▶ **GIVEN EXERCISE**: Every line of the material that follows must be printed again exactly.

Collection entries
------------------------------------

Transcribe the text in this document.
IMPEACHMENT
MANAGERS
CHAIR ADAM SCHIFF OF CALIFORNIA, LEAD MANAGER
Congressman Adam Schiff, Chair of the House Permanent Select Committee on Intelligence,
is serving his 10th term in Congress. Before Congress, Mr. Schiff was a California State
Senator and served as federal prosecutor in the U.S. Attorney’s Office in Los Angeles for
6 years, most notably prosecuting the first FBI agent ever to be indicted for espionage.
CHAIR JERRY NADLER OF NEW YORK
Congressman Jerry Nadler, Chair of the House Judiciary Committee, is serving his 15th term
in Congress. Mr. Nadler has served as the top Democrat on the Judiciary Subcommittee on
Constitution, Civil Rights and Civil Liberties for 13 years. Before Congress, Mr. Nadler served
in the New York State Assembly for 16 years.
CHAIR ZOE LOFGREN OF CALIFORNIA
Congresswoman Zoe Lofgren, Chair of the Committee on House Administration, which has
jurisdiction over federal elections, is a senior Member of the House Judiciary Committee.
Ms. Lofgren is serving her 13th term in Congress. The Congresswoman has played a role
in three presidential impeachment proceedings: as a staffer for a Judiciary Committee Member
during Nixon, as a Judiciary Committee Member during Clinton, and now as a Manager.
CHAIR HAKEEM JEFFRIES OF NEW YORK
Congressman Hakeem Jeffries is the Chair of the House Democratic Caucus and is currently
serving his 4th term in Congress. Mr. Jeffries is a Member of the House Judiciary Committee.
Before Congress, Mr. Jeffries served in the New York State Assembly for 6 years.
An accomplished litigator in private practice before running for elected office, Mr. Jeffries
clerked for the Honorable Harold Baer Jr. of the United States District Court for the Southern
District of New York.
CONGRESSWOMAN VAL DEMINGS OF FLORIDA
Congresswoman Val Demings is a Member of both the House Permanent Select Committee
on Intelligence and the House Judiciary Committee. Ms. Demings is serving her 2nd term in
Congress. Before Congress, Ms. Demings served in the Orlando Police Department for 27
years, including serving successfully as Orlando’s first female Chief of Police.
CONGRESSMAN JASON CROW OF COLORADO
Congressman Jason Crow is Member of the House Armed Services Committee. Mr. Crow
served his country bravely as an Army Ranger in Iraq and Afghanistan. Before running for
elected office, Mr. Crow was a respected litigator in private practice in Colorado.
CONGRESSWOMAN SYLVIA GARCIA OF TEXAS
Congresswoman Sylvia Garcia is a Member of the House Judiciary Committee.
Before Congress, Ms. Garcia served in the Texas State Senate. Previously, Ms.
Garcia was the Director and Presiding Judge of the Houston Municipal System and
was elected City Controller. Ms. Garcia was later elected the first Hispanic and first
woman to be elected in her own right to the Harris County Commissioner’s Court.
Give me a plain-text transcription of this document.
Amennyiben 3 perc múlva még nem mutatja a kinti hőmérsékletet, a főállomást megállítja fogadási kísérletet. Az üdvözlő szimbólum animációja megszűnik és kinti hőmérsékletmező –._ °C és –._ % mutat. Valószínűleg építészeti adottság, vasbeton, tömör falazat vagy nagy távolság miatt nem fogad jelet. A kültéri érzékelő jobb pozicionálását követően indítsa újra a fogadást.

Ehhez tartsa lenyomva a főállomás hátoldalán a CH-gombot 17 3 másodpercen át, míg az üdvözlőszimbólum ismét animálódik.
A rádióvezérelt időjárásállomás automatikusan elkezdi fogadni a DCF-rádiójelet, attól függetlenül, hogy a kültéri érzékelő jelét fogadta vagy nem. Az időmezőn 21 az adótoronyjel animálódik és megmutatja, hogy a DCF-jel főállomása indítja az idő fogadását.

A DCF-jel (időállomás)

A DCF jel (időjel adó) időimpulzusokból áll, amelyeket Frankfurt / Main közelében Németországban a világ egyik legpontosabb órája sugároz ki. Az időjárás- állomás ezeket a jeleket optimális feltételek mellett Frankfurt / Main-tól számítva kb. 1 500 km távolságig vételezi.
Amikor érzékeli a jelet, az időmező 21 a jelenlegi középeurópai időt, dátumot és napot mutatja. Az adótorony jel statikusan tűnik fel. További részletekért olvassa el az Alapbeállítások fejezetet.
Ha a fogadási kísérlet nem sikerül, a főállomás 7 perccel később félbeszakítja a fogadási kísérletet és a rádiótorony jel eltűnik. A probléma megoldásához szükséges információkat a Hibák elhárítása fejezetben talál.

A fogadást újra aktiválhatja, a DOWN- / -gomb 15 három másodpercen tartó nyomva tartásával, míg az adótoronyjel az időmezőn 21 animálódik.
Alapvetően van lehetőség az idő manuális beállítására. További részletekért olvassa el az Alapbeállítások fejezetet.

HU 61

------------------------------------

▶ **THE SOLUTION**:
Transcribe the text in this document.
IMPEACHMENT
MANAGERS
CHAIR ADAM SCHIFF OF CALIFORNIA, LEAD MANAGER
Congressman Adam Schiff, Chair of the House Permanent Select Committee on Intelligence,
is serving his 10th term in Congress. Before Congress, Mr. Schiff was a California State
Senator and served as federal prosecutor in the U.S. Attorney’s Office in Los Angeles for
6 years, most notably prosecuting the first FBI agent ever to be indicted for espionage.
CHAIR JERRY NADLER OF NEW YORK
Congressman Jerry Nadler, Chair of the House Judiciary Committee, is serving his 15th term
in Congress. Mr. Nadler has served as the top Democrat on the Judiciary Subcommittee on
Constitution, Civil Rights and Civil Liberties for 13 years. Before Congress, Mr. Nadler served
in the New York State Assembly for 16 years.
CHAIR ZOE LOFGREN OF CALIFORNIA
Congresswoman Zoe Lofgren, Chair of the Committee on House Administration, which has
jurisdiction over federal elections, is a senior Member of the House Judiciary Committee.
Ms. Lofgren is serving her 13th term in Congress. The Congresswoman has played a role
in three presidential impeachment proceedings: as a staffer for a Judiciary Committee Member
during Nixon, as a Judiciary Committee Member during Clinton, and now as a Manager.
CHAIR HAKEEM JEFFRIES OF NEW YORK
Congressman Hakeem Jeffries is the Chair of the House Democratic Caucus and is currently
serving his 4th term in Congress. Mr. Jeffries is a Member of the House Judiciary Committee.
Before Congress, Mr. Jeffries served in the New York State Assembly for 6 years.
An accomplished litigator in private practice before running for elected office, Mr. Jeffries
clerked for the Honorable Harold Baer Jr. of the United States District Court for the Southern
District of New York.
CONGRESSWOMAN VAL DEMINGS OF FLORIDA
Congresswoman Val Demings is a Member of both the House Permanent Select Committee
on Intelligence and the House Judiciary Committee. Ms. Demings is serving her 2nd term in
Congress. Before Congress, Ms. Demings served in the Orlando Police Department for 27
years, including serving successfully as Orlando’s first female Chief of Police.
CONGRESSMAN JASON CROW OF COLORADO
Congressman Jason Crow is Member of the House Armed Services Committee. Mr. Crow
served his country bravely as an Army Ranger in Iraq and Afghanistan. Before running for
elected office, Mr. Crow was a respected litigator in private practice in Colorado.
CONGRESSWOMAN SYLVIA GARCIA OF TEXAS
Congresswoman Sylvia Garcia is a Member of the House Judiciary Committee.
Before Congress, Ms. Garcia served in the Texas State Senate. Previously, Ms.
Garcia was the Director and Presiding Judge of the Houston Municipal System and
was elected City Controller. Ms. Garcia was later elected the first Hispanic and first
woman to be elected in her own right to the Harris County Commissioner’s Court.
Give me a plain-text transcription of this document.
Amennyiben 3 perc múlva még nem mutatja a kinti hőmérsékletet, a főállomást megállítja fogadási kísérletet. Az üdvözlő szimbólum animációja megszűnik és kinti hőmérsékletmező –._ °C és –._ % mutat. Valószínűleg építészeti adottság, vasbeton, tömör falazat vagy nagy távolság miatt nem fogad jelet. A kültéri érzékelő jobb pozicionálását követően indítsa újra a fogadást.

Ehhez tartsa lenyomva a főállomás hátoldalán a CH-gombot 17 3 másodpercen át, míg az üdvözlőszimbólum ismét animálódik.
A rádióvezérelt időjárásállomás automatikusan elkezdi fogadni a DCF-rádiójelet, attól függetlenül, hogy a kültéri érzékelő jelét fogadta vagy nem. Az időmezőn 21 az adótoronyjel animálódik és megmutatja, hogy a DCF-jel főállomása indítja az idő fogadását.

A DCF-jel (időállomás)

A DCF jel (időjel adó) időimpulzusokból áll, amelyeket Frankfurt / Main közelében Németországban a világ egyik legpontosabb órája sugároz ki. Az időjárás- állomás ezeket a jeleket optimális feltételek mellett Frankfurt / Main-tól számítva kb. 1 500 km távolságig vételezi.
Amikor érzékeli a jelet, az időmező 21 a jelenlegi középeurópai időt, dátumot és napot mutatja. Az adótorony jel statikusan tűnik fel. További részletekért olvassa el az Alapbeállítások fejezetet.
Ha a fogadási kísérlet nem sikerül, a főállomás 7 perccel később félbeszakítja a fogadási kísérletet és a rádiótorony jel eltűnik. A probléma megoldásához szükséges információkat a Hibák elhárítása fejezetben talál.

A fogadást újra aktiválhatja, a DOWN- / -gomb 15 három másodpercen tartó nyomva tartásával, míg az adótoronyjel az időmezőn 21 animálódik.
Alapvetően van lehetőség az idő manuális beállítására. További részletekért olvassa el az Alapbeállítások fejezetet.

HU 61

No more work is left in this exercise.